= Dataset =
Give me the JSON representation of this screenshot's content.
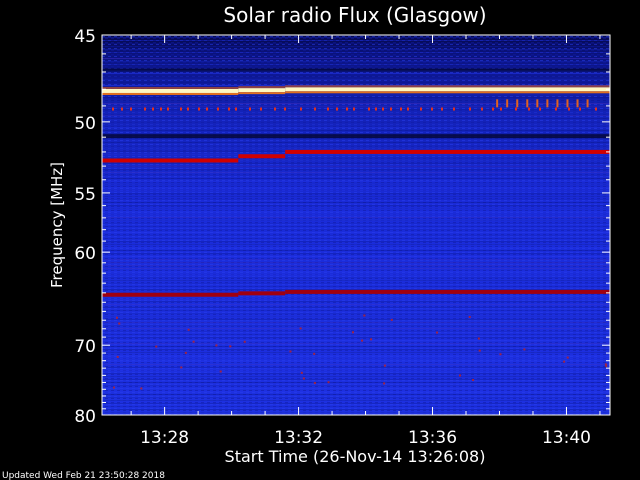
{
  "chart_data": {
    "type": "heatmap",
    "title": "Solar radio Flux (Glasgow)",
    "xlabel": "Start Time (26-Nov-14 13:26:08)",
    "ylabel": "Frequency [MHz]",
    "footer": "Updated Wed Feb 21 23:50:28 2018",
    "x_ticks": [
      {
        "label": "13:28",
        "minutes": 28
      },
      {
        "label": "13:32",
        "minutes": 32
      },
      {
        "label": "13:36",
        "minutes": 36
      },
      {
        "label": "13:40",
        "minutes": 40
      }
    ],
    "x_range_minutes": [
      26.13,
      41.3
    ],
    "y_ticks": [
      45,
      50,
      55,
      60,
      70,
      80
    ],
    "y_range": [
      45,
      80
    ],
    "y_scale": "reciprocal",
    "emission_bands": [
      {
        "freq_start": 48.1,
        "freq_end": 48.0,
        "color": "#fff8c0"
      },
      {
        "freq_start": 52.6,
        "freq_end": 52.0,
        "color": "#d00000"
      },
      {
        "freq_start": 64.2,
        "freq_end": 63.9,
        "color": "#a00010"
      }
    ],
    "colors": {
      "background": "#000000",
      "plot_base": "#1a2bd8",
      "plot_dark": "#0a0f6a",
      "hot": "#d00000",
      "hottest": "#fff8c0"
    }
  }
}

= Goal =
Repeat the records above exactly, leaving out the pictures.

= Task output =
Give me the JSON representation of this screenshot's content.
{
  "chart_data": {
    "type": "heatmap",
    "title": "Solar radio Flux (Glasgow)",
    "xlabel": "Start Time (26-Nov-14 13:26:08)",
    "ylabel": "Frequency [MHz]",
    "footer": "Updated Wed Feb 21 23:50:28 2018",
    "x_ticks": [
      {
        "label": "13:28",
        "minutes": 28
      },
      {
        "label": "13:32",
        "minutes": 32
      },
      {
        "label": "13:36",
        "minutes": 36
      },
      {
        "label": "13:40",
        "minutes": 40
      }
    ],
    "x_range_minutes": [
      26.13,
      41.3
    ],
    "y_ticks": [
      45,
      50,
      55,
      60,
      70,
      80
    ],
    "y_range": [
      45,
      80
    ],
    "y_scale": "reciprocal",
    "emission_bands": [
      {
        "freq_start": 48.1,
        "freq_end": 48.0,
        "color": "#fff8c0"
      },
      {
        "freq_start": 52.6,
        "freq_end": 52.0,
        "color": "#d00000"
      },
      {
        "freq_start": 64.2,
        "freq_end": 63.9,
        "color": "#a00010"
      }
    ],
    "colors": {
      "background": "#000000",
      "plot_base": "#1a2bd8",
      "plot_dark": "#0a0f6a",
      "hot": "#d00000",
      "hottest": "#fff8c0"
    }
  }
}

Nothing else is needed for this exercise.